TASK DIRECTIONS:
Using the material below, copy every line where "sofa" appears.

RECORD EXCERPTS:

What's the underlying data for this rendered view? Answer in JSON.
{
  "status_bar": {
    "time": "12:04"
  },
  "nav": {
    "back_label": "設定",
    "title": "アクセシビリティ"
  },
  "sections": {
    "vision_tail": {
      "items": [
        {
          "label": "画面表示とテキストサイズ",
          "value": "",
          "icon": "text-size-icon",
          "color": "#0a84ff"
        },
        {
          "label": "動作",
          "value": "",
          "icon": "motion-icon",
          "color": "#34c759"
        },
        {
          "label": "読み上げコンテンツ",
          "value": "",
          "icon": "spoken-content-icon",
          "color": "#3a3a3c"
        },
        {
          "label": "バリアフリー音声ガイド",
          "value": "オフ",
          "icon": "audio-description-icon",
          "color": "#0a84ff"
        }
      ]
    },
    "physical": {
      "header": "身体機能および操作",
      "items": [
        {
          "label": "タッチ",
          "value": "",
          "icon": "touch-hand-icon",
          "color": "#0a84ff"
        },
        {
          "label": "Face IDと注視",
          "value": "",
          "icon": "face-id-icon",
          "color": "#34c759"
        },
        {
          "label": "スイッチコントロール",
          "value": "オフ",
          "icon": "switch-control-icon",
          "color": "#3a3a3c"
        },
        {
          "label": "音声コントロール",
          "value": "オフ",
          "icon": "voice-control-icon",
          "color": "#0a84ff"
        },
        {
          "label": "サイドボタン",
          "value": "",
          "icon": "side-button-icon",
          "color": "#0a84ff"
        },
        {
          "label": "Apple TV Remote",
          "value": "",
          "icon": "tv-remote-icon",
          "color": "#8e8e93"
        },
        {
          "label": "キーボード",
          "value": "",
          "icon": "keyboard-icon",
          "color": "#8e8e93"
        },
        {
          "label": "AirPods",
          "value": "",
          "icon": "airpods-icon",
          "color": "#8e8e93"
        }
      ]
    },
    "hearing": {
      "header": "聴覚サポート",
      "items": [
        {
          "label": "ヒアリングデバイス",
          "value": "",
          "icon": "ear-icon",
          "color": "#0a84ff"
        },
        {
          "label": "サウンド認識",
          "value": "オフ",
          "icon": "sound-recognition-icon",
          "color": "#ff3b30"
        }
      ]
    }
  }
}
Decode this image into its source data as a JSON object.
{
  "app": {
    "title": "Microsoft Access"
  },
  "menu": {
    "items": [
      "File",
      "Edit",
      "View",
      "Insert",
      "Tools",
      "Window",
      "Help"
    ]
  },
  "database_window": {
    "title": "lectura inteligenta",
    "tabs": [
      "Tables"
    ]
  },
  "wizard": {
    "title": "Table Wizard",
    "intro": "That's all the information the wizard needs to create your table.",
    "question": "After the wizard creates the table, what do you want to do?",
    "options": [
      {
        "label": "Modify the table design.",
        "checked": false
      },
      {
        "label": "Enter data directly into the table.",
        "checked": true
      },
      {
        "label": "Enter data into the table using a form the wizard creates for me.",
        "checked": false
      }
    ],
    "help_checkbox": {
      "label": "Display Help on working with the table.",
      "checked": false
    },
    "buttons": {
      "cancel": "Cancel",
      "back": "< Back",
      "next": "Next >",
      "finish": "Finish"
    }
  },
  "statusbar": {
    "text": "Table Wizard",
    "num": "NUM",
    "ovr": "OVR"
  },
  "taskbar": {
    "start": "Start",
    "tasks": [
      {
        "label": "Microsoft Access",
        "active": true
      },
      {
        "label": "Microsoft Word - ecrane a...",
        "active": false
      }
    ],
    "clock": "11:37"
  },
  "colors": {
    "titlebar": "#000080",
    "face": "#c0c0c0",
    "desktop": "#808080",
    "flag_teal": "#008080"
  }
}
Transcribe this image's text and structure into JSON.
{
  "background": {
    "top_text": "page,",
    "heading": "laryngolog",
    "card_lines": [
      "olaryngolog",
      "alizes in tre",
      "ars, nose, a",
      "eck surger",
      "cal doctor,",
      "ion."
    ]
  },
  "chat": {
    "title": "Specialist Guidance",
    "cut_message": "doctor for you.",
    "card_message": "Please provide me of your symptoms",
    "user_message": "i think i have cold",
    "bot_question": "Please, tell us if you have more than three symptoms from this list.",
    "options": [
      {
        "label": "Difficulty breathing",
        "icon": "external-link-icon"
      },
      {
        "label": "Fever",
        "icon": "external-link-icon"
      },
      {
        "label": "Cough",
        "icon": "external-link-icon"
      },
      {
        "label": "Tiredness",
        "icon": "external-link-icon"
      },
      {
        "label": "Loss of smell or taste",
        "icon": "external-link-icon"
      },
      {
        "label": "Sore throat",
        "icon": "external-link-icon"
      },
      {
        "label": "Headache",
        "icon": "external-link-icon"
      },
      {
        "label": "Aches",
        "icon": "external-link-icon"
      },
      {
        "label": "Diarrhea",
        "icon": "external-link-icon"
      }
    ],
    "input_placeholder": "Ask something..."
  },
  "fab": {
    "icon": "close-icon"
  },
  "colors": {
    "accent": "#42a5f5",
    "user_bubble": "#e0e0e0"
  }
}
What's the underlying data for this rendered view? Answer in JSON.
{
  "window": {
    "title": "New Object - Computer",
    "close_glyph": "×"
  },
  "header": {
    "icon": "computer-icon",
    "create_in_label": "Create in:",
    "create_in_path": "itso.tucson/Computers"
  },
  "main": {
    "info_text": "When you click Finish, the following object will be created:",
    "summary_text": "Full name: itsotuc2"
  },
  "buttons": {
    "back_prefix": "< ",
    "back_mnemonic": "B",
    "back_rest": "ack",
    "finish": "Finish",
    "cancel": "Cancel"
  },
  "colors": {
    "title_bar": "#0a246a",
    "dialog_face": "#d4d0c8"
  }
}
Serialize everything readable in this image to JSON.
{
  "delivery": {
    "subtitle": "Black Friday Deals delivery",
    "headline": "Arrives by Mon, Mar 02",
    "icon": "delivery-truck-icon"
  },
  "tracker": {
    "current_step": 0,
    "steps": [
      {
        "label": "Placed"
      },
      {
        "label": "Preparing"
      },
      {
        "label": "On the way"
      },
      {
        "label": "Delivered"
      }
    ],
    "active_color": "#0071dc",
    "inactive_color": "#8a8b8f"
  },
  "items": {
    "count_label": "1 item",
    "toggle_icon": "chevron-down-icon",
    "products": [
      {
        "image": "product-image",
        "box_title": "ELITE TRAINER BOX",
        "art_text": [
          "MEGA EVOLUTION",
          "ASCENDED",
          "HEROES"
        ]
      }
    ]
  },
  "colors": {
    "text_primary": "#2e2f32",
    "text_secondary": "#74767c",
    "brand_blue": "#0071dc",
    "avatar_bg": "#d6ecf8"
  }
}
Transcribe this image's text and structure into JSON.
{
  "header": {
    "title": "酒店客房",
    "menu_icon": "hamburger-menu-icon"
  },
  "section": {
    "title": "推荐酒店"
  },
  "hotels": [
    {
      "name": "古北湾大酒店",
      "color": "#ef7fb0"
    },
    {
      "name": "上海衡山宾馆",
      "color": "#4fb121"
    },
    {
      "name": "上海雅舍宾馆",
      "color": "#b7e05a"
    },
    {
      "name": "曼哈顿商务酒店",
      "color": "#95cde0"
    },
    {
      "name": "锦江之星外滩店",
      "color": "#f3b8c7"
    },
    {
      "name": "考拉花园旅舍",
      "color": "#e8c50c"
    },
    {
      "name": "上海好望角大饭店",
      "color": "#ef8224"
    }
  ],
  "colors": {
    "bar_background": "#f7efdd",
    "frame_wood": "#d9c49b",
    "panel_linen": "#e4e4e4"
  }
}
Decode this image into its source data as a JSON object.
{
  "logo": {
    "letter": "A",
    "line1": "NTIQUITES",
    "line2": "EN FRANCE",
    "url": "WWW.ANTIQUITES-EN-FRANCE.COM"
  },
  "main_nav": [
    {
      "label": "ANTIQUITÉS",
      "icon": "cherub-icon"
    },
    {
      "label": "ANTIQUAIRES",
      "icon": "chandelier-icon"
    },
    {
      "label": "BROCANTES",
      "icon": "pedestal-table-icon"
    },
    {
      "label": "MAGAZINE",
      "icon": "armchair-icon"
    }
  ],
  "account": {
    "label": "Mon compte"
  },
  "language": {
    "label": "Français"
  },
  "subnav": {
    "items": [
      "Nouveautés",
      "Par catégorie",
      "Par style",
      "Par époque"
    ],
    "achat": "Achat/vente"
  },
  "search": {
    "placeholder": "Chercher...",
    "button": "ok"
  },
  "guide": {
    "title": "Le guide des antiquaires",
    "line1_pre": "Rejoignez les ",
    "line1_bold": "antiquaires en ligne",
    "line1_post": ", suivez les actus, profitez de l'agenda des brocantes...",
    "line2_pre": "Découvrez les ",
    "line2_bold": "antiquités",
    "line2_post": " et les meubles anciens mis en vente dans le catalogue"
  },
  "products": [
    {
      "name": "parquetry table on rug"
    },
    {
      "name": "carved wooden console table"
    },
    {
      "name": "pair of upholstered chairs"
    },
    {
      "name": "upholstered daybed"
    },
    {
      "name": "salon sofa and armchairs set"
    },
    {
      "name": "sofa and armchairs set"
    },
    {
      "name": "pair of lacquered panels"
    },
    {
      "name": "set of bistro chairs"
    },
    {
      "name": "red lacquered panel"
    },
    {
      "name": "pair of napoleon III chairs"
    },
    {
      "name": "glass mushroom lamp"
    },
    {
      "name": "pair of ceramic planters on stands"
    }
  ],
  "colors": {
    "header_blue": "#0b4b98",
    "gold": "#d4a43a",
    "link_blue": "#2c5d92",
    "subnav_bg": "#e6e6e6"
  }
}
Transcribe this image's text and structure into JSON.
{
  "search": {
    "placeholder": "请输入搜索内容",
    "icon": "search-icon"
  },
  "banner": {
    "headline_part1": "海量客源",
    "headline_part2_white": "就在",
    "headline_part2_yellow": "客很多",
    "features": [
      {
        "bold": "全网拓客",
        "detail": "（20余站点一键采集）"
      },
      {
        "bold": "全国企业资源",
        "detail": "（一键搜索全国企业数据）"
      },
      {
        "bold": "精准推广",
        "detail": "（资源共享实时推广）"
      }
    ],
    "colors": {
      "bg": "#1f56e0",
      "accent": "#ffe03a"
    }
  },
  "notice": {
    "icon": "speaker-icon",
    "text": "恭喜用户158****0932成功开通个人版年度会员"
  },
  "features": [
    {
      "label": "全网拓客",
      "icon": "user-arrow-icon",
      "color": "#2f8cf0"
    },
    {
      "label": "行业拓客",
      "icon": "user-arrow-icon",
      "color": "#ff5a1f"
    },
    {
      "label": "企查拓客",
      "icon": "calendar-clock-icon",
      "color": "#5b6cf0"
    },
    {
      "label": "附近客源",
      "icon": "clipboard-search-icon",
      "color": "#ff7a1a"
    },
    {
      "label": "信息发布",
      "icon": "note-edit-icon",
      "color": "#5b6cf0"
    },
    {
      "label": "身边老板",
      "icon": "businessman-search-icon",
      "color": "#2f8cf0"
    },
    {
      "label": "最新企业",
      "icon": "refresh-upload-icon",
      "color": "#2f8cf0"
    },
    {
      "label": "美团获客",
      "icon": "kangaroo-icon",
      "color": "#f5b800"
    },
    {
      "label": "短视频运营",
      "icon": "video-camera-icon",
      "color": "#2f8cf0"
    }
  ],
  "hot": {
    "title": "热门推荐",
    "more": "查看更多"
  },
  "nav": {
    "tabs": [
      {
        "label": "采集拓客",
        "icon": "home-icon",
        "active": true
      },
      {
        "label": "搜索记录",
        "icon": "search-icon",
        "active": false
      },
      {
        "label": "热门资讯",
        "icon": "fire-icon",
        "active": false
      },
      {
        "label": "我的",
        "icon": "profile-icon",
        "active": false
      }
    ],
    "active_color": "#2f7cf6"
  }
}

TASK OUTPUT:
      "name": "salon sofa and armchairs set"
      "name": "sofa and armchairs set"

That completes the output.